▶ [Source records]:
========
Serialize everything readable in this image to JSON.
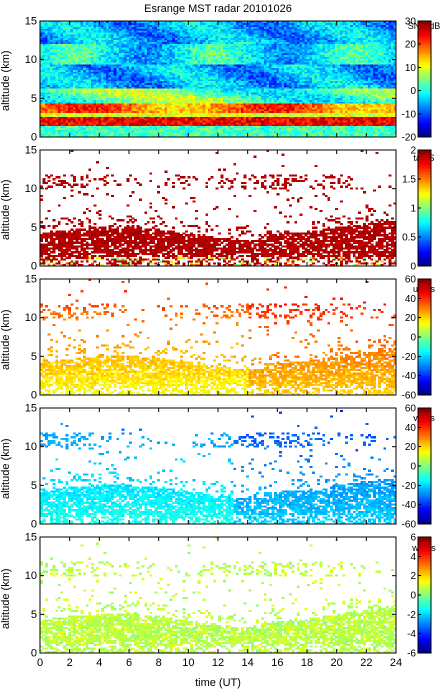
{
  "chart_data": {
    "type": "heatmap",
    "title": "Esrange MST radar 20101026",
    "xlabel": "time (UT)",
    "xlim": [
      0,
      24
    ],
    "xticks": [
      0,
      2,
      4,
      6,
      8,
      10,
      12,
      14,
      16,
      18,
      20,
      22,
      24
    ],
    "panels": [
      {
        "id": "snr",
        "ylabel": "altitude (km)",
        "ylim": [
          0,
          15
        ],
        "yticks": [
          0,
          5,
          10,
          15
        ],
        "colorbar_label": "SNR dB",
        "clim": [
          -20,
          30
        ],
        "cticks": [
          -20,
          -10,
          0,
          10,
          20,
          30
        ]
      },
      {
        "id": "tau",
        "ylabel": "altitude (km)",
        "ylim": [
          0,
          15
        ],
        "yticks": [
          0,
          5,
          10,
          15
        ],
        "colorbar_label": "tau S",
        "clim": [
          0,
          2
        ],
        "cticks": [
          0,
          0.5,
          1,
          1.5,
          2
        ]
      },
      {
        "id": "u",
        "ylabel": "altitude (km)",
        "ylim": [
          0,
          15
        ],
        "yticks": [
          0,
          5,
          10,
          15
        ],
        "colorbar_label": "u m/s",
        "clim": [
          -60,
          60
        ],
        "cticks": [
          -60,
          -40,
          -20,
          0,
          20,
          40,
          60
        ]
      },
      {
        "id": "v",
        "ylabel": "altitude (km)",
        "ylim": [
          0,
          15
        ],
        "yticks": [
          0,
          5,
          10,
          15
        ],
        "colorbar_label": "v m/s",
        "clim": [
          -60,
          60
        ],
        "cticks": [
          -60,
          -40,
          -20,
          0,
          20,
          40,
          60
        ]
      },
      {
        "id": "w",
        "ylabel": "altitude (km)",
        "ylim": [
          0,
          15
        ],
        "yticks": [
          0,
          5,
          10,
          15
        ],
        "colorbar_label": "w m/s",
        "clim": [
          -6,
          6
        ],
        "cticks": [
          -6,
          -4,
          -2,
          0,
          2,
          4,
          6
        ]
      }
    ]
  }
}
========
▶ [Given task]: Extract the text of all the records above verbatim, excluding pictures.

▶ [Worked solution]:
Serialize everything readable in this image to JSON.
{
  "chart_data": {
    "type": "heatmap",
    "title": "Esrange MST radar 20101026",
    "xlabel": "time (UT)",
    "xlim": [
      0,
      24
    ],
    "xticks": [
      0,
      2,
      4,
      6,
      8,
      10,
      12,
      14,
      16,
      18,
      20,
      22,
      24
    ],
    "panels": [
      {
        "id": "snr",
        "ylabel": "altitude (km)",
        "ylim": [
          0,
          15
        ],
        "yticks": [
          0,
          5,
          10,
          15
        ],
        "colorbar_label": "SNR dB",
        "clim": [
          -20,
          30
        ],
        "cticks": [
          -20,
          -10,
          0,
          10,
          20,
          30
        ]
      },
      {
        "id": "tau",
        "ylabel": "altitude (km)",
        "ylim": [
          0,
          15
        ],
        "yticks": [
          0,
          5,
          10,
          15
        ],
        "colorbar_label": "tau S",
        "clim": [
          0,
          2
        ],
        "cticks": [
          0,
          0.5,
          1,
          1.5,
          2
        ]
      },
      {
        "id": "u",
        "ylabel": "altitude (km)",
        "ylim": [
          0,
          15
        ],
        "yticks": [
          0,
          5,
          10,
          15
        ],
        "colorbar_label": "u m/s",
        "clim": [
          -60,
          60
        ],
        "cticks": [
          -60,
          -40,
          -20,
          0,
          20,
          40,
          60
        ]
      },
      {
        "id": "v",
        "ylabel": "altitude (km)",
        "ylim": [
          0,
          15
        ],
        "yticks": [
          0,
          5,
          10,
          15
        ],
        "colorbar_label": "v m/s",
        "clim": [
          -60,
          60
        ],
        "cticks": [
          -60,
          -40,
          -20,
          0,
          20,
          40,
          60
        ]
      },
      {
        "id": "w",
        "ylabel": "altitude (km)",
        "ylim": [
          0,
          15
        ],
        "yticks": [
          0,
          5,
          10,
          15
        ],
        "colorbar_label": "w m/s",
        "clim": [
          -6,
          6
        ],
        "cticks": [
          -6,
          -4,
          -2,
          0,
          2,
          4,
          6
        ]
      }
    ]
  }
}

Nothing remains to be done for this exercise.